◆ What is asked:
Repeat each record below exactly as given.

◆ Record excerpts:

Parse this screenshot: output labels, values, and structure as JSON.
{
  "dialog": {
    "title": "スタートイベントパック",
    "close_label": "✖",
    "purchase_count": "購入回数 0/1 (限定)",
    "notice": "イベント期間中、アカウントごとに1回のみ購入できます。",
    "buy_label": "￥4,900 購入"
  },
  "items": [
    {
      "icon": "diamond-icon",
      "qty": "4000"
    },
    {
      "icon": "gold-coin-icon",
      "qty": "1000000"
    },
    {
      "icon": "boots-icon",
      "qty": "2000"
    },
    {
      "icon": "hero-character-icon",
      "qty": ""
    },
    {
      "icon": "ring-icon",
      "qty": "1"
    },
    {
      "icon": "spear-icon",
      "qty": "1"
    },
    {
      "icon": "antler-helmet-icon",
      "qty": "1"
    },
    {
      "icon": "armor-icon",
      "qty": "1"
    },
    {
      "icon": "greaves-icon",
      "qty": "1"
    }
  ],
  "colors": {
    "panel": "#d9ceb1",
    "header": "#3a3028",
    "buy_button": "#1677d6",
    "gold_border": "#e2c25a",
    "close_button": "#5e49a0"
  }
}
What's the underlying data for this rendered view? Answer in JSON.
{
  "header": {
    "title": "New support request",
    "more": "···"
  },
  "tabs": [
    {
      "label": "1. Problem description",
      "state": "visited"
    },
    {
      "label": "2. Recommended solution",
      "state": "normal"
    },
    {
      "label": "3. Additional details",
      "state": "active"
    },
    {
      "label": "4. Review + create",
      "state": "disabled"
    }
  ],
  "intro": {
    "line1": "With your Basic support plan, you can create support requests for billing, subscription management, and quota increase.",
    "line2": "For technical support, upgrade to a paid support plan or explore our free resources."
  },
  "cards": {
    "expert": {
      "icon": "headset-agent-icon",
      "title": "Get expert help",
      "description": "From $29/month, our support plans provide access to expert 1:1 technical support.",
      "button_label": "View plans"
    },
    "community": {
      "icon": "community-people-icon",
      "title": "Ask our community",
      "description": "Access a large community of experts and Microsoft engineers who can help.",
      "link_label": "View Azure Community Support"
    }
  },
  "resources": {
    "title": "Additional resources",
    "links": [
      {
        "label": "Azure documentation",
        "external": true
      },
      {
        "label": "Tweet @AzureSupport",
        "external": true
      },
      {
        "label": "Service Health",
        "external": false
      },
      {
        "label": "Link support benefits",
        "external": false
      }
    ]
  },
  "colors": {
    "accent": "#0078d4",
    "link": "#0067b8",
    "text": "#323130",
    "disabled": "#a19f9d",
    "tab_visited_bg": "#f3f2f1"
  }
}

◆ The result:
Parse this screenshot: output labels, values, and structure as JSON.
{
  "dialog": {
    "title": "スタートイベントパック",
    "close_label": "✖",
    "purchase_count": "購入回数 0/1 (限定)",
    "notice": "イベント期間中、アカウントごとに1回のみ購入できます。",
    "buy_label": "￥4,900 購入"
  },
  "items": [
    {
      "icon": "diamond-icon",
      "qty": "4000"
    },
    {
      "icon": "gold-coin-icon",
      "qty": "1000000"
    },
    {
      "icon": "boots-icon",
      "qty": "2000"
    },
    {
      "icon": "hero-character-icon",
      "qty": ""
    },
    {
      "icon": "ring-icon",
      "qty": "1"
    },
    {
      "icon": "spear-icon",
      "qty": "1"
    },
    {
      "icon": "antler-helmet-icon",
      "qty": "1"
    },
    {
      "icon": "armor-icon",
      "qty": "1"
    },
    {
      "icon": "greaves-icon",
      "qty": "1"
    }
  ],
  "colors": {
    "panel": "#d9ceb1",
    "header": "#3a3028",
    "buy_button": "#1677d6",
    "gold_border": "#e2c25a",
    "close_button": "#5e49a0"
  }
}
What's the underlying data for this rendered view? Answer in JSON.
{
  "header": {
    "title": "New support request",
    "more": "···"
  },
  "tabs": [
    {
      "label": "1. Problem description",
      "state": "visited"
    },
    {
      "label": "2. Recommended solution",
      "state": "normal"
    },
    {
      "label": "3. Additional details",
      "state": "active"
    },
    {
      "label": "4. Review + create",
      "state": "disabled"
    }
  ],
  "intro": {
    "line1": "With your Basic support plan, you can create support requests for billing, subscription management, and quota increase.",
    "line2": "For technical support, upgrade to a paid support plan or explore our free resources."
  },
  "cards": {
    "expert": {
      "icon": "headset-agent-icon",
      "title": "Get expert help",
      "description": "From $29/month, our support plans provide access to expert 1:1 technical support.",
      "button_label": "View plans"
    },
    "community": {
      "icon": "community-people-icon",
      "title": "Ask our community",
      "description": "Access a large community of experts and Microsoft engineers who can help.",
      "link_label": "View Azure Community Support"
    }
  },
  "resources": {
    "title": "Additional resources",
    "links": [
      {
        "label": "Azure documentation",
        "external": true
      },
      {
        "label": "Tweet @AzureSupport",
        "external": true
      },
      {
        "label": "Service Health",
        "external": false
      },
      {
        "label": "Link support benefits",
        "external": false
      }
    ]
  },
  "colors": {
    "accent": "#0078d4",
    "link": "#0067b8",
    "text": "#323130",
    "disabled": "#a19f9d",
    "tab_visited_bg": "#f3f2f1"
  }
}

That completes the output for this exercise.